→ **WHAT THE EXERCISE ASKS**:
Reproduce the closing part of the entries exactly: the line with "Read this page and output its text content." and all lines after it, ending with the last line, and nothing else.

-*-*-

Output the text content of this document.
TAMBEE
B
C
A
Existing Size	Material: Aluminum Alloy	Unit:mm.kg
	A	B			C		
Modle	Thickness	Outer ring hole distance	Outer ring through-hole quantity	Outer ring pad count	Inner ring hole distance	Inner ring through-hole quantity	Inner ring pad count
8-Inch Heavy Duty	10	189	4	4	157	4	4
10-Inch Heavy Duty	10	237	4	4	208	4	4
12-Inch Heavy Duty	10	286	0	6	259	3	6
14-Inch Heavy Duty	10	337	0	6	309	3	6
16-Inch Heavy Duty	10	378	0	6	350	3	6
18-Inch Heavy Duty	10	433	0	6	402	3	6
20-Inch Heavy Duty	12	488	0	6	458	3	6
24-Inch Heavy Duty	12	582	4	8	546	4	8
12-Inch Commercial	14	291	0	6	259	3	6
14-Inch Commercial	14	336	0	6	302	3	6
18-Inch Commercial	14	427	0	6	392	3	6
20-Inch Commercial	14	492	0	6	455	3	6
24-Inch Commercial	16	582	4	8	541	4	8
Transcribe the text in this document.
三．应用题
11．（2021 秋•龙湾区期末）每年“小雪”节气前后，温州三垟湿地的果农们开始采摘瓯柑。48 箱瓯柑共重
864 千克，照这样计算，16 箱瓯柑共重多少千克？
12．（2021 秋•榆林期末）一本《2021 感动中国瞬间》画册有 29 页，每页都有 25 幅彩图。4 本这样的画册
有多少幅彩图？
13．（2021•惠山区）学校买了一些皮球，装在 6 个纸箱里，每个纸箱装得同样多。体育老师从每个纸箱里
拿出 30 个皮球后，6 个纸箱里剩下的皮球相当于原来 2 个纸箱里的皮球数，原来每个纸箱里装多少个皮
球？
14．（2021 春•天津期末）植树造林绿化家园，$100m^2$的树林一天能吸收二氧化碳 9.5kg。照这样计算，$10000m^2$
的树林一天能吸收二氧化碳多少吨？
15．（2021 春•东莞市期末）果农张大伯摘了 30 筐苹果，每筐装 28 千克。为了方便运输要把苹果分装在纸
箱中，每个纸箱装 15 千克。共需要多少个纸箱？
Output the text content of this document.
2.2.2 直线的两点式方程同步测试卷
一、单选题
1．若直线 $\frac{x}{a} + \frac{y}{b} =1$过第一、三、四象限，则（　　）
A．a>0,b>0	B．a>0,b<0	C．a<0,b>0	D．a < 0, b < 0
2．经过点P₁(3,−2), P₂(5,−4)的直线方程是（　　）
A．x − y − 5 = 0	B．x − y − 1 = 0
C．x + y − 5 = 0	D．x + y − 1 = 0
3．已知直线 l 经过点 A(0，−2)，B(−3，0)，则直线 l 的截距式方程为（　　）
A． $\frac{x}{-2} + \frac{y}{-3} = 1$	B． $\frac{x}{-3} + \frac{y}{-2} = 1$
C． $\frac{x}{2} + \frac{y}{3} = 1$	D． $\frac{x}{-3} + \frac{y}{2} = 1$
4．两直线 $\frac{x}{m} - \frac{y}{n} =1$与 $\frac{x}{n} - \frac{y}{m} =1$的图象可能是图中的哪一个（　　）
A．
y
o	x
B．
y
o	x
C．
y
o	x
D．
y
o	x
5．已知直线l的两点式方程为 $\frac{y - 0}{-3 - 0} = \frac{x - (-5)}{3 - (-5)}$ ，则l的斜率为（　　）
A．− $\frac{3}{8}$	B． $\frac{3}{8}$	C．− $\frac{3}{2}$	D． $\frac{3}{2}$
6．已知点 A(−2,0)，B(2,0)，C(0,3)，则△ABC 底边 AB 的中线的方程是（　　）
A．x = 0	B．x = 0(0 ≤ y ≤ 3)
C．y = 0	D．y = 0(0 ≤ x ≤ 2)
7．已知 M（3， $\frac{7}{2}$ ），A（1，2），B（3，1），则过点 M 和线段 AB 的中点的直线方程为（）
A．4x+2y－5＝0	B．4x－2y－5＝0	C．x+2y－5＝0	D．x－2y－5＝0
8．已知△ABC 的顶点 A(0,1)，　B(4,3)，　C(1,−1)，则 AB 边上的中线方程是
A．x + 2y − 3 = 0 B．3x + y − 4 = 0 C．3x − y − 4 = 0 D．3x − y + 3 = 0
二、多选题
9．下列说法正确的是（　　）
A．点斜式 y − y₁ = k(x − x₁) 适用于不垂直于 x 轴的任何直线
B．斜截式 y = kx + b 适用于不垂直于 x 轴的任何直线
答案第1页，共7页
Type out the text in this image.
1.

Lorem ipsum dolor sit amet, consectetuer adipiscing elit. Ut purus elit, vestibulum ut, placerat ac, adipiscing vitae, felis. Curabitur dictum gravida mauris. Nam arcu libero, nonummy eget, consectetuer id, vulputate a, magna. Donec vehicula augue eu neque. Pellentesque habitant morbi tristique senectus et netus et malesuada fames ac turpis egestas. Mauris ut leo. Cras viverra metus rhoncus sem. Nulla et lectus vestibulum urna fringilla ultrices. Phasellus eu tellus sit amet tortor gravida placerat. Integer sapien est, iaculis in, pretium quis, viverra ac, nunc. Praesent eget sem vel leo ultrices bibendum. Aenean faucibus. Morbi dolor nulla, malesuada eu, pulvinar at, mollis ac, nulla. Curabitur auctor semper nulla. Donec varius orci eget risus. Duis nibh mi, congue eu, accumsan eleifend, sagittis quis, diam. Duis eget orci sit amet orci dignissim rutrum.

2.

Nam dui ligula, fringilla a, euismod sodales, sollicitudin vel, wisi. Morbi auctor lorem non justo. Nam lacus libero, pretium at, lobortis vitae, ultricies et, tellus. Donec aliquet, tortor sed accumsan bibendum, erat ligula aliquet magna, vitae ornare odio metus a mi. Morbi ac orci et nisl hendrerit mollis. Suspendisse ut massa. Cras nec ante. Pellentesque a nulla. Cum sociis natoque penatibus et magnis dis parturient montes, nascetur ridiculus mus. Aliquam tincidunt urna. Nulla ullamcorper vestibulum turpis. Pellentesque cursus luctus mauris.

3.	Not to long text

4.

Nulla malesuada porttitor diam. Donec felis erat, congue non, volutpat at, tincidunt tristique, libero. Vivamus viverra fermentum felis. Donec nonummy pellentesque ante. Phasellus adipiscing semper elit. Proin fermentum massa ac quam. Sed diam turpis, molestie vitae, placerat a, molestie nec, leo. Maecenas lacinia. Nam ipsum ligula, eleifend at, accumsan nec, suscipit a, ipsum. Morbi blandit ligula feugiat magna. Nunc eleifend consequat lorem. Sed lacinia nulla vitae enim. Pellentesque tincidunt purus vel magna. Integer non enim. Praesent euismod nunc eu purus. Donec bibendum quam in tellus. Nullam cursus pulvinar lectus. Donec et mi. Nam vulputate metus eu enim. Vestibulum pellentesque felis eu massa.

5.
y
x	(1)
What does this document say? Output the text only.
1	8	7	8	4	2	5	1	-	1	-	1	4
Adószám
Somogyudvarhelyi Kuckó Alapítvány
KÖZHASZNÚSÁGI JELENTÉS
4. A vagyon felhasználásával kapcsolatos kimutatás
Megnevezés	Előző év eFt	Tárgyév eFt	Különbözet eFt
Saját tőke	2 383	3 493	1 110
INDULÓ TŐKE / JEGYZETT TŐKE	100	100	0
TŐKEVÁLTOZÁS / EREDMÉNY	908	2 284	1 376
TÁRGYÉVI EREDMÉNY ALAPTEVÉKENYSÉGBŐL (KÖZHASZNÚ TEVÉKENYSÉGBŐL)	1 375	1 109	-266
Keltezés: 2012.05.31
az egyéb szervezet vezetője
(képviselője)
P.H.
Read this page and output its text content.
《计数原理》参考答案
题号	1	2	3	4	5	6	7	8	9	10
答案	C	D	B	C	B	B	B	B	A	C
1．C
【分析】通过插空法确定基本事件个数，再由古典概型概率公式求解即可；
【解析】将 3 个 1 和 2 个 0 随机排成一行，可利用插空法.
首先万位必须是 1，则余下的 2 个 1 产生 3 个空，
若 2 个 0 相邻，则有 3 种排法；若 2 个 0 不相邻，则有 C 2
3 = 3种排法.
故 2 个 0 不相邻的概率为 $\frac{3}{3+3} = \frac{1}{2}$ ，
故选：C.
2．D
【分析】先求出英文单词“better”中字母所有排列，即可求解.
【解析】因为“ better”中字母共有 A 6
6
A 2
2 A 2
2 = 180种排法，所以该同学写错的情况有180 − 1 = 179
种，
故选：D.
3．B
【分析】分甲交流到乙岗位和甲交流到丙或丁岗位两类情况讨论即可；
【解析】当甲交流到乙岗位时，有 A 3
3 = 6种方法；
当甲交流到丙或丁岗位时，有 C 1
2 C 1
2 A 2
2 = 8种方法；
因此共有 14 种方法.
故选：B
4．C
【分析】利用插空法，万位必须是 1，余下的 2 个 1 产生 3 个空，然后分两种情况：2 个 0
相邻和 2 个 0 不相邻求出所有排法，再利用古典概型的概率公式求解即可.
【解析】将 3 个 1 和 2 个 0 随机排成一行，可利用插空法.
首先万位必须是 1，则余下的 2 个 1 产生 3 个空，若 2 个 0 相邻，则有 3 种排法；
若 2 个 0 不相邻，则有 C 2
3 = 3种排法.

-*-*-

→ **TASK RESULT**:
Read this page and output its text content.
《计数原理》参考答案
题号	1	2	3	4	5	6	7	8	9	10
答案	C	D	B	C	B	B	B	B	A	C
1．C
【分析】通过插空法确定基本事件个数，再由古典概型概率公式求解即可；
【解析】将 3 个 1 和 2 个 0 随机排成一行，可利用插空法.
首先万位必须是 1，则余下的 2 个 1 产生 3 个空，
若 2 个 0 相邻，则有 3 种排法；若 2 个 0 不相邻，则有 C 2
3 = 3种排法.
故 2 个 0 不相邻的概率为 $\frac{3}{3+3} = \frac{1}{2}$ ，
故选：C.
2．D
【分析】先求出英文单词“better”中字母所有排列，即可求解.
【解析】因为“ better”中字母共有 A 6
6
A 2
2 A 2
2 = 180种排法，所以该同学写错的情况有180 − 1 = 179
种，
故选：D.
3．B
【分析】分甲交流到乙岗位和甲交流到丙或丁岗位两类情况讨论即可；
【解析】当甲交流到乙岗位时，有 A 3
3 = 6种方法；
当甲交流到丙或丁岗位时，有 C 1
2 C 1
2 A 2
2 = 8种方法；
因此共有 14 种方法.
故选：B
4．C
【分析】利用插空法，万位必须是 1，余下的 2 个 1 产生 3 个空，然后分两种情况：2 个 0
相邻和 2 个 0 不相邻求出所有排法，再利用古典概型的概率公式求解即可.
【解析】将 3 个 1 和 2 个 0 随机排成一行，可利用插空法.
首先万位必须是 1，则余下的 2 个 1 产生 3 个空，若 2 个 0 相邻，则有 3 种排法；
若 2 个 0 不相邻，则有 C 2
3 = 3种排法.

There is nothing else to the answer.